OBJECTIVE: Return all lines in the material below that contain "如图所示".

-- Start of DATASET ENTRIES --

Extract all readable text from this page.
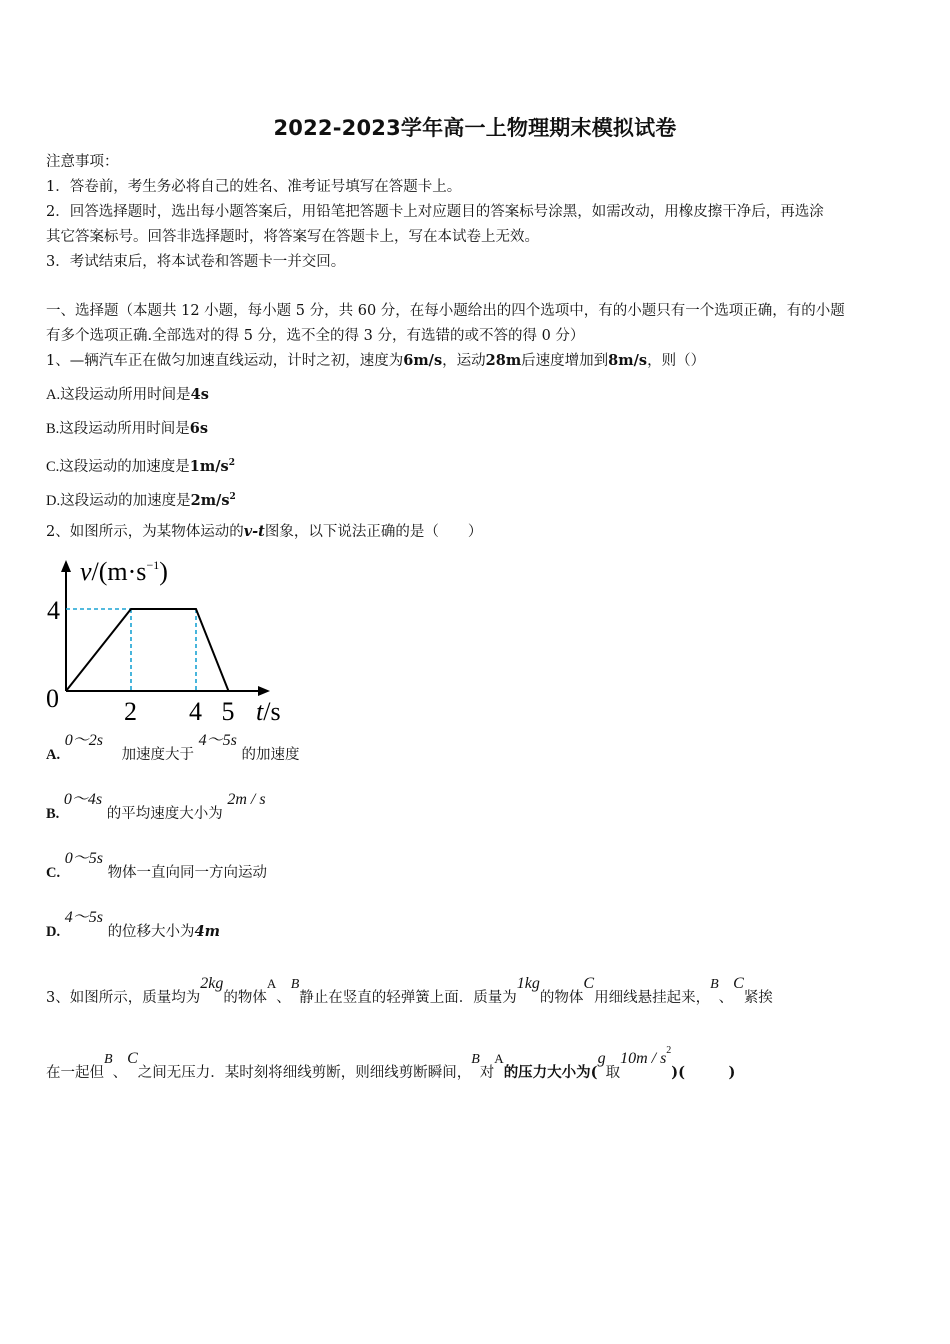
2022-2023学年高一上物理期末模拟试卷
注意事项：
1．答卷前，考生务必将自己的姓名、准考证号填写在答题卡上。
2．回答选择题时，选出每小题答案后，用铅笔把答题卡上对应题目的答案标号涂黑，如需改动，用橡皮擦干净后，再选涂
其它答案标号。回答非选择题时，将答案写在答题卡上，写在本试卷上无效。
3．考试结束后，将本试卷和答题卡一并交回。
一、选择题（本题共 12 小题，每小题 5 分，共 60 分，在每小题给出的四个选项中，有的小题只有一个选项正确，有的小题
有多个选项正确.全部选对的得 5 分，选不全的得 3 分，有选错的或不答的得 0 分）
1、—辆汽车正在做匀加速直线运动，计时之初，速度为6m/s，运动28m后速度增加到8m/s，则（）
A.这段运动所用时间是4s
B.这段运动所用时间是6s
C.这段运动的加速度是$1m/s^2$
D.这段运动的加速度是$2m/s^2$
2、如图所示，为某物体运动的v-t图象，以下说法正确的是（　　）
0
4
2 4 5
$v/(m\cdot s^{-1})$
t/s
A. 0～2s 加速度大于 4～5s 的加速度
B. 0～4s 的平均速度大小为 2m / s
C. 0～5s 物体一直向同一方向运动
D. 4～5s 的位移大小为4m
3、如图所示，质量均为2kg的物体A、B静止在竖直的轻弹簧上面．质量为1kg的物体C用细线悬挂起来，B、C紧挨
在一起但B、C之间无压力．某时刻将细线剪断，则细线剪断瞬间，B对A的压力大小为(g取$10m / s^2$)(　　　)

-- End of DATASET ENTRIES --
-- Start of DATASET ENTRIES --

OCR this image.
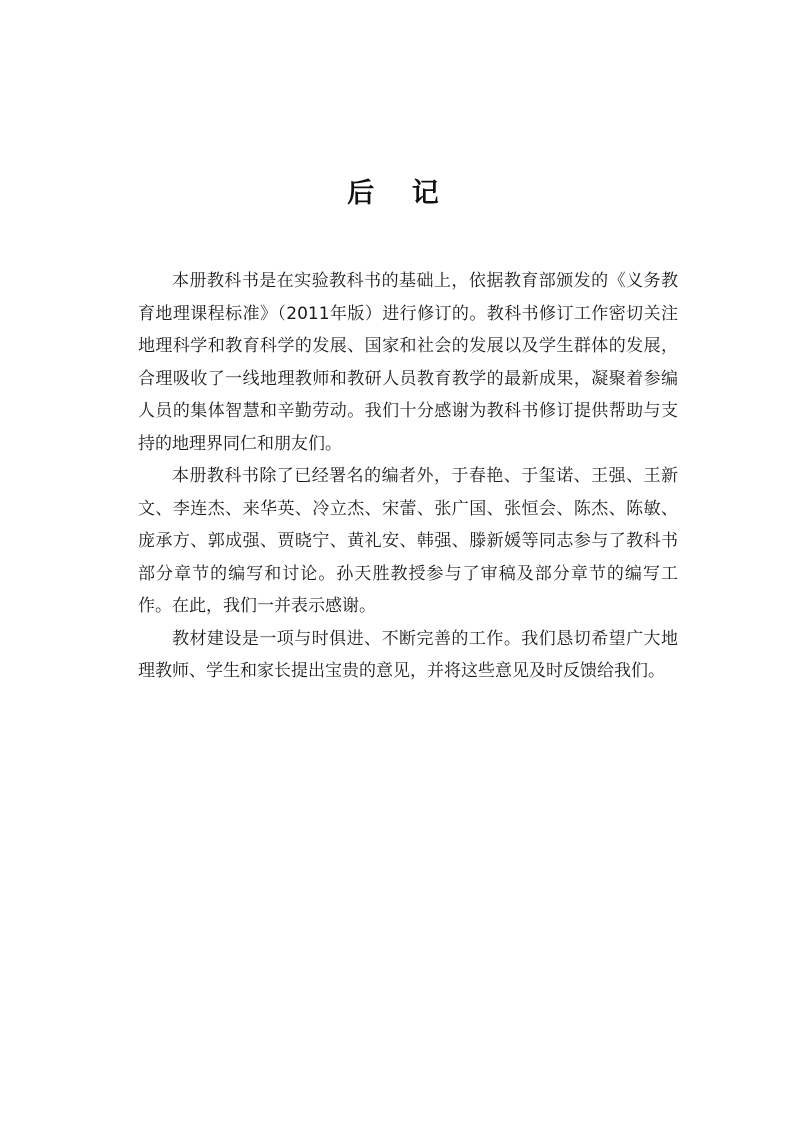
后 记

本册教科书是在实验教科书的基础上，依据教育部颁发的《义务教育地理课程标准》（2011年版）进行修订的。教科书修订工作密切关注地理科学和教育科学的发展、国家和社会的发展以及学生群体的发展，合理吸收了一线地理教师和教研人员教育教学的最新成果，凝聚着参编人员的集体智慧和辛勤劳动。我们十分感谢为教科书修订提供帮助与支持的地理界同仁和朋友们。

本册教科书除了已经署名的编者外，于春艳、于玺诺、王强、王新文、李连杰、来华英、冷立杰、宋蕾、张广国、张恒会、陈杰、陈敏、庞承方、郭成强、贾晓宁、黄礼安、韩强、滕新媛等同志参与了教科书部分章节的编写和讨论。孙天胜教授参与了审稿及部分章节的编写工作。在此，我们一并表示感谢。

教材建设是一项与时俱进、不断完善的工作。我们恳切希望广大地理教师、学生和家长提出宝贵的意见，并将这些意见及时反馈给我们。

-- End of DATASET ENTRIES --

RESULT FOR THIS EXERCISE:
2、如图所示，为某物体运动的v-t图象，以下说法正确的是（　　）
3、如图所示，质量均为2kg的物体A、B静止在竖直的轻弹簧上面．质量为1kg的物体C用细线悬挂起来，B、C紧挨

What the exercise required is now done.